Extracted records start

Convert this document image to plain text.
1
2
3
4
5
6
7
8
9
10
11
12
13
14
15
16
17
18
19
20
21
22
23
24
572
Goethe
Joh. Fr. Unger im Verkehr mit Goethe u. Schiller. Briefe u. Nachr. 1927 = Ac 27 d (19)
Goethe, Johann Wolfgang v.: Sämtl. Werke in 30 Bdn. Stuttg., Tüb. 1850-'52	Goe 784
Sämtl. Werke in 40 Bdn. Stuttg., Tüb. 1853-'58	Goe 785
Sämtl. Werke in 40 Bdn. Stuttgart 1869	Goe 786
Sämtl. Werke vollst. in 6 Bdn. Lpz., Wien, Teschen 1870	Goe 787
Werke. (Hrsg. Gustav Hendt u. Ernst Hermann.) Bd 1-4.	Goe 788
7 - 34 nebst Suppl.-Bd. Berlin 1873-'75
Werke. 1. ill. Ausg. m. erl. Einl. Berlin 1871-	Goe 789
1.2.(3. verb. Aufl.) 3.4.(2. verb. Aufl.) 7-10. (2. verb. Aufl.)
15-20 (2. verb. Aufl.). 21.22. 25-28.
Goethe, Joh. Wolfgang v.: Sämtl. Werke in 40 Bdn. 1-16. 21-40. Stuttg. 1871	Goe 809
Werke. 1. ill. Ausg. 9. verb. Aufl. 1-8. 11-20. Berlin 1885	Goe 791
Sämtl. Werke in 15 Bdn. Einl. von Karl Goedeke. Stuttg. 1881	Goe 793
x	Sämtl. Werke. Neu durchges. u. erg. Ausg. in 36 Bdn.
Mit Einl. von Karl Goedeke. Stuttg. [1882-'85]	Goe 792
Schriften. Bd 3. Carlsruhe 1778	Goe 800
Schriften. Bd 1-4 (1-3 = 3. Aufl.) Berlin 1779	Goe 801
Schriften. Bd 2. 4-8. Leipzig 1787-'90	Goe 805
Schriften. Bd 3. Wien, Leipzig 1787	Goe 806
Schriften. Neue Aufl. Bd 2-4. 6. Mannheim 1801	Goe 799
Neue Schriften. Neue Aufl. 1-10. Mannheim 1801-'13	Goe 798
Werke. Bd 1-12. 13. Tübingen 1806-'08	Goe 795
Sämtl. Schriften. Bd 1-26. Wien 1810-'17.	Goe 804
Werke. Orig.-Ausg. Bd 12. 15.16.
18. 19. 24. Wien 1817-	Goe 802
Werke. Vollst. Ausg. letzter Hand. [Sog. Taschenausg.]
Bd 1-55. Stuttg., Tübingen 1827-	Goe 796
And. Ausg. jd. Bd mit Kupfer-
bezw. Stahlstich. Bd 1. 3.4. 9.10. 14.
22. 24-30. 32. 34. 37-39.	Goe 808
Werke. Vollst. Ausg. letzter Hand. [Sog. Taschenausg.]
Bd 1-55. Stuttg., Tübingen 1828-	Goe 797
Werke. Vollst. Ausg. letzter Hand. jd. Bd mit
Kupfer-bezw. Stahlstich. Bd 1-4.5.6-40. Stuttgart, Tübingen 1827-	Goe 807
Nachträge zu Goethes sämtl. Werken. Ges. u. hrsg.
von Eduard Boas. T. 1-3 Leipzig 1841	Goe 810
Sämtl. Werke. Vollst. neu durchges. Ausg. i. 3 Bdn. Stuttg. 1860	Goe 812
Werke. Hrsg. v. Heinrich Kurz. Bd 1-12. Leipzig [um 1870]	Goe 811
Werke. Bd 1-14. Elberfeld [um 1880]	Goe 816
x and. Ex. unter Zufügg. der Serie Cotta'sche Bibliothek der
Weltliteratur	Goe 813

Extracted records end
Extracted records start

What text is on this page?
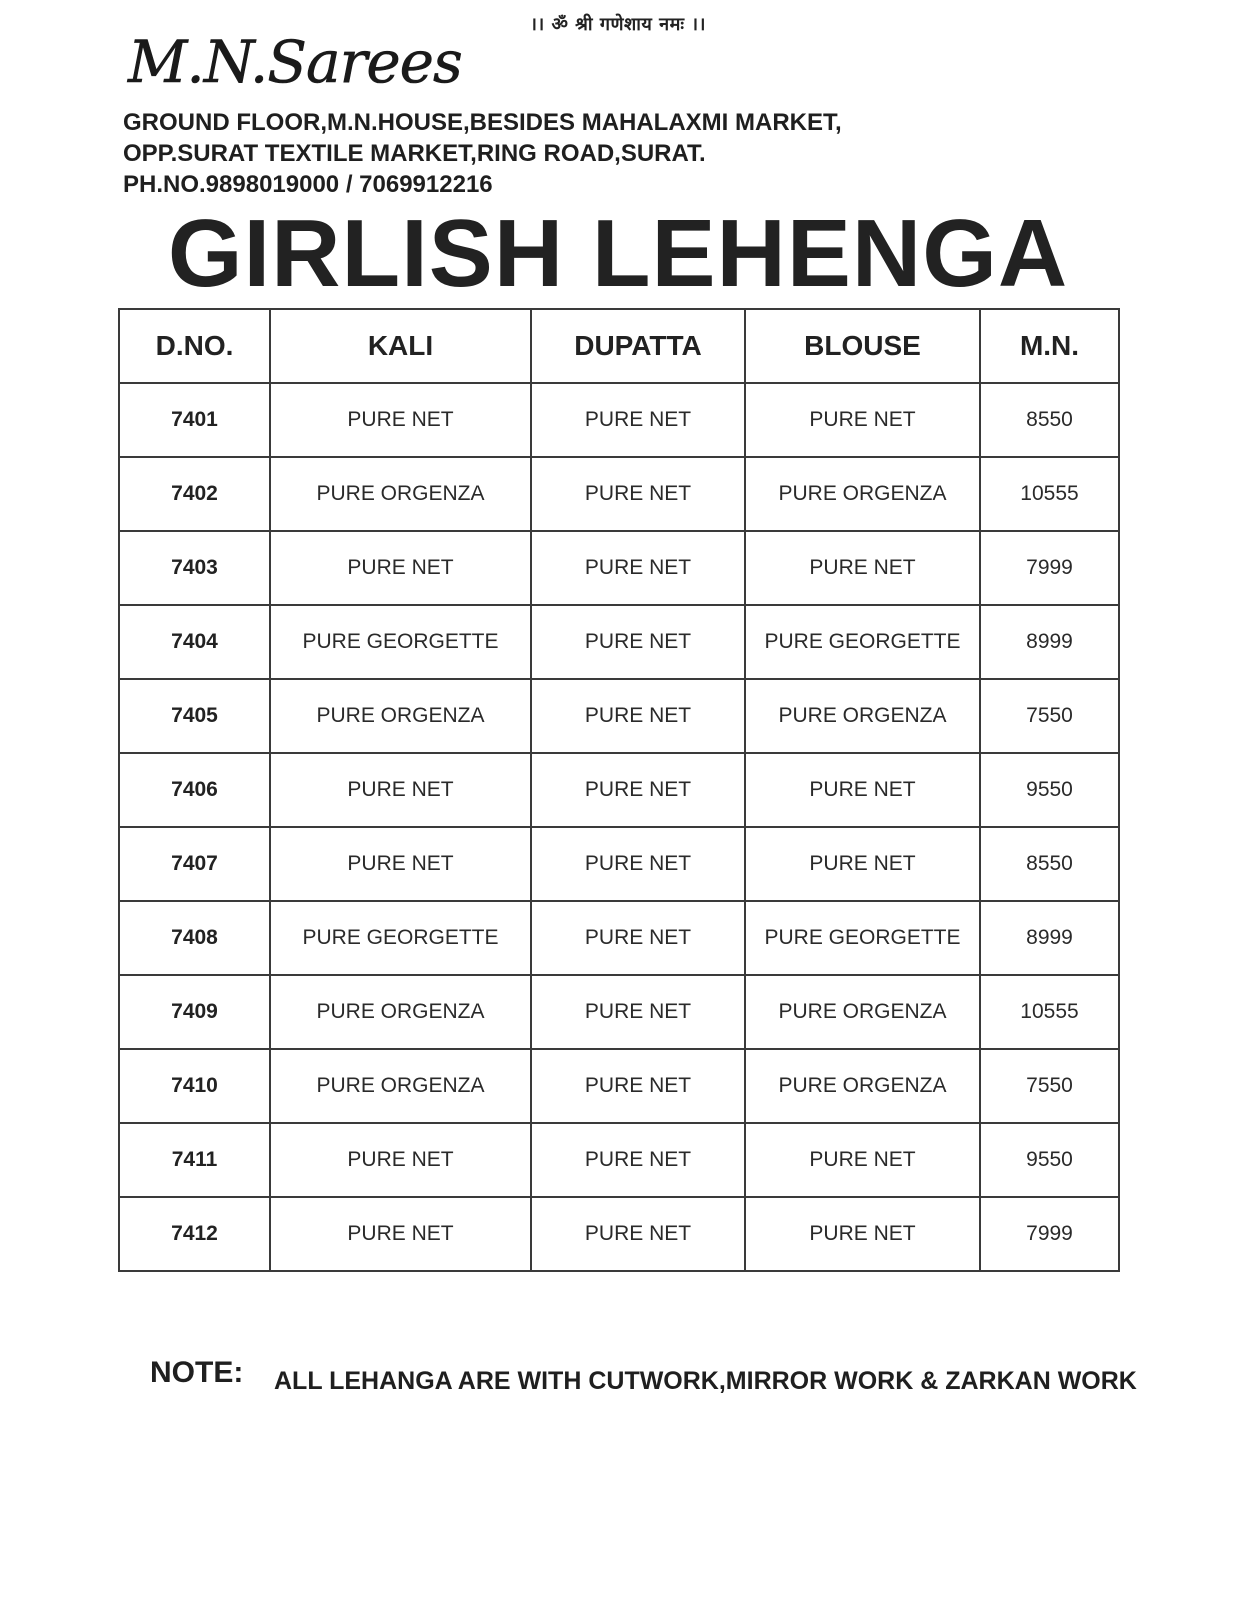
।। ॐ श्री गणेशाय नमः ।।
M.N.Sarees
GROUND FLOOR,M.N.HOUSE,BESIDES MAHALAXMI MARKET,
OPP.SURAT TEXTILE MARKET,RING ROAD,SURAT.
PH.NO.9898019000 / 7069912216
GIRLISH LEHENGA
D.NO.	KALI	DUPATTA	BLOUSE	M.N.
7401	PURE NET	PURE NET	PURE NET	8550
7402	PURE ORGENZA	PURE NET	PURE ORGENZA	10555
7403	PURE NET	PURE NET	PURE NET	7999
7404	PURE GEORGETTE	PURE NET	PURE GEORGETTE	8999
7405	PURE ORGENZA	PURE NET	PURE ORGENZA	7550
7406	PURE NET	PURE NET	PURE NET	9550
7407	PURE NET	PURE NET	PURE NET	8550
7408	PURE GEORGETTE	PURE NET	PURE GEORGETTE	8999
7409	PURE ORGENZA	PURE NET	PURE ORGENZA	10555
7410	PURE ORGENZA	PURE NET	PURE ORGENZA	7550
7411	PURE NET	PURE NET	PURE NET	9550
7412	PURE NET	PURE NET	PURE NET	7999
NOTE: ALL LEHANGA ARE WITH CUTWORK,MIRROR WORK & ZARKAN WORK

Extracted records end

## Problem description
Search the records above for the string "Berlin". Copy every line that contains it.

## Expected answer
7 - 34 nebst Suppl.-Bd. Berlin 1873-'75
Werke. 1. ill. Ausg. m. erl. Einl. Berlin 1871-	Goe 789
Werke. 1. ill. Ausg. 9. verb. Aufl. 1-8. 11-20. Berlin 1885	Goe 791
Schriften. Bd 1-4 (1-3 = 3. Aufl.) Berlin 1779	Goe 801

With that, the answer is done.